* STATED GOAL:
How many lines in the entries below include the string "noise"? Answer with the number only.

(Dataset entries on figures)
• • • • • • •
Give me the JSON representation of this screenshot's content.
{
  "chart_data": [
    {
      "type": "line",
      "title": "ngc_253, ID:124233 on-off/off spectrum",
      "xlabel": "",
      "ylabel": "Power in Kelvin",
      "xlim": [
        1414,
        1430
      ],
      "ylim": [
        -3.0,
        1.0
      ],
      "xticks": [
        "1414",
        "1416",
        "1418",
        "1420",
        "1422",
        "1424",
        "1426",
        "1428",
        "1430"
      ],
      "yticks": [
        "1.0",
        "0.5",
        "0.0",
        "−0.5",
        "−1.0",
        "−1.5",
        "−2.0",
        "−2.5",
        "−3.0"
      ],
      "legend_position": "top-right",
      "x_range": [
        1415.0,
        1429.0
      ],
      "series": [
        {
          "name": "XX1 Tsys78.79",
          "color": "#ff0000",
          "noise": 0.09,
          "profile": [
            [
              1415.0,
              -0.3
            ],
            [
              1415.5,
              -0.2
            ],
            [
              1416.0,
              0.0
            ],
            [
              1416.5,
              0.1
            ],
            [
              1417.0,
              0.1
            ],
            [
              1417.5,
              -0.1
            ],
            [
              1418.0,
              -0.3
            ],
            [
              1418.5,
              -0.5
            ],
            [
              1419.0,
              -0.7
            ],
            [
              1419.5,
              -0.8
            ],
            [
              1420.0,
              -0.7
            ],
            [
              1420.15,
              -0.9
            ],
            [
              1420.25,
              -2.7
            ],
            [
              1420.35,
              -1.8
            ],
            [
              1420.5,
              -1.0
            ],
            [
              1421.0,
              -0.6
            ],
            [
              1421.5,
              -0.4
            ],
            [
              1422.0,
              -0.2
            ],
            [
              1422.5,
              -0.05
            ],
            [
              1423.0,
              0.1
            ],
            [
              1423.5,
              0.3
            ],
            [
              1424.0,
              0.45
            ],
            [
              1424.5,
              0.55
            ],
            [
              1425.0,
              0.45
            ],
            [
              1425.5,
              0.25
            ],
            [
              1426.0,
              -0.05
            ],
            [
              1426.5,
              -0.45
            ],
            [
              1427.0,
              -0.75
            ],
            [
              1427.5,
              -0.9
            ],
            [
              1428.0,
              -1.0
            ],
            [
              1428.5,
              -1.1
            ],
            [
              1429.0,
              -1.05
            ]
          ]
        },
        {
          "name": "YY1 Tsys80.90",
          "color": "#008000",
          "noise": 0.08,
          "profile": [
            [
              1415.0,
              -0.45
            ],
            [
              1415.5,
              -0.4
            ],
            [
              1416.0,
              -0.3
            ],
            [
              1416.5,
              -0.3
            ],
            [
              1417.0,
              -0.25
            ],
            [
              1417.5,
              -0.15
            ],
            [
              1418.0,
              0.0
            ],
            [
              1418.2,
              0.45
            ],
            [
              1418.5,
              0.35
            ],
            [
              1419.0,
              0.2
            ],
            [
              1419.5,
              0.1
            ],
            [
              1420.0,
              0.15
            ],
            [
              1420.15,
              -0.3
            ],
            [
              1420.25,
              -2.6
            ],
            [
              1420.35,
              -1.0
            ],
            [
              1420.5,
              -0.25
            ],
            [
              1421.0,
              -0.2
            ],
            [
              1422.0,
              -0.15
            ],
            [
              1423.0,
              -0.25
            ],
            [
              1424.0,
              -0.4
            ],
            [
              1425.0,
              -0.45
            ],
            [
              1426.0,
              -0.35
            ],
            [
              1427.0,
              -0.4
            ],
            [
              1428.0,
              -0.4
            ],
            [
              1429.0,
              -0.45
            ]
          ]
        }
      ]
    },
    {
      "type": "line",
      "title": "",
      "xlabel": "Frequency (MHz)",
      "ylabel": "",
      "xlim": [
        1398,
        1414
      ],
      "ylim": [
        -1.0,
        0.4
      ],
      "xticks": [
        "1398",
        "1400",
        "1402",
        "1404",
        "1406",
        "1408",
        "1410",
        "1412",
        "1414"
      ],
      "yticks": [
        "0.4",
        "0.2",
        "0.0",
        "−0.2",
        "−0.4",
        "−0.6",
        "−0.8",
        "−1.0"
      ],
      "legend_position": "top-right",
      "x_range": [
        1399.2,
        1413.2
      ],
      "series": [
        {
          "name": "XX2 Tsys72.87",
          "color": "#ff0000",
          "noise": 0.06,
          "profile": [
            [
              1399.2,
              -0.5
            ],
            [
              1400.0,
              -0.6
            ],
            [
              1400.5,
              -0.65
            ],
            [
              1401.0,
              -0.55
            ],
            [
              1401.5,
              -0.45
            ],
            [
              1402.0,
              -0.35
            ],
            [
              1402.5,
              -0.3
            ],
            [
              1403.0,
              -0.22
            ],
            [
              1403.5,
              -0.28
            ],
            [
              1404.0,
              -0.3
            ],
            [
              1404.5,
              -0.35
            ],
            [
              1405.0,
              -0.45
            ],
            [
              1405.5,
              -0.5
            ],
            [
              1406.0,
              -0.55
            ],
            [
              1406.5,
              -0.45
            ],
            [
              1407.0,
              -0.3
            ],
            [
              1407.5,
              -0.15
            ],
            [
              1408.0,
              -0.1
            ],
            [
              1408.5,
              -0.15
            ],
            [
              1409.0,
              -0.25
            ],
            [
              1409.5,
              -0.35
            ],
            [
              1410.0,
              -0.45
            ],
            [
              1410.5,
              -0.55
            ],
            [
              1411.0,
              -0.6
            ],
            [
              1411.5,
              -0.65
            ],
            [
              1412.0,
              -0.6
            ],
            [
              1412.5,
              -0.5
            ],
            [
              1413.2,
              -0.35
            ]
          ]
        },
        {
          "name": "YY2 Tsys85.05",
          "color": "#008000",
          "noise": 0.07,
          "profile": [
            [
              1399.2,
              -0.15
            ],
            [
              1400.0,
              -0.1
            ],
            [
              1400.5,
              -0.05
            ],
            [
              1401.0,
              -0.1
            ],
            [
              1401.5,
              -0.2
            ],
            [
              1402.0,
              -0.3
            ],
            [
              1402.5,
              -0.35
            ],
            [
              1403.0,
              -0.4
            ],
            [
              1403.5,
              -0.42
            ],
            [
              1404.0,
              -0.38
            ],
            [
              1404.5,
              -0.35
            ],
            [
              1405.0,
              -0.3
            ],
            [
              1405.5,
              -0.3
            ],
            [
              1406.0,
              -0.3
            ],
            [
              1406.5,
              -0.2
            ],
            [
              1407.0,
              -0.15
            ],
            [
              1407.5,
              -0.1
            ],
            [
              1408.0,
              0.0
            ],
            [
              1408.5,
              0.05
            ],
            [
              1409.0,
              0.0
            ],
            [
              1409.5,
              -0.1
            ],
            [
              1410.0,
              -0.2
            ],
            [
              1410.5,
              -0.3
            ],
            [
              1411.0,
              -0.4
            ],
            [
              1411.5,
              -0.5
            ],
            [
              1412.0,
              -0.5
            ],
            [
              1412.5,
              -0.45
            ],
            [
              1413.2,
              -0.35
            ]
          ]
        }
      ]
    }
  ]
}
• • • • • • •
* FULL SOLUTION:
4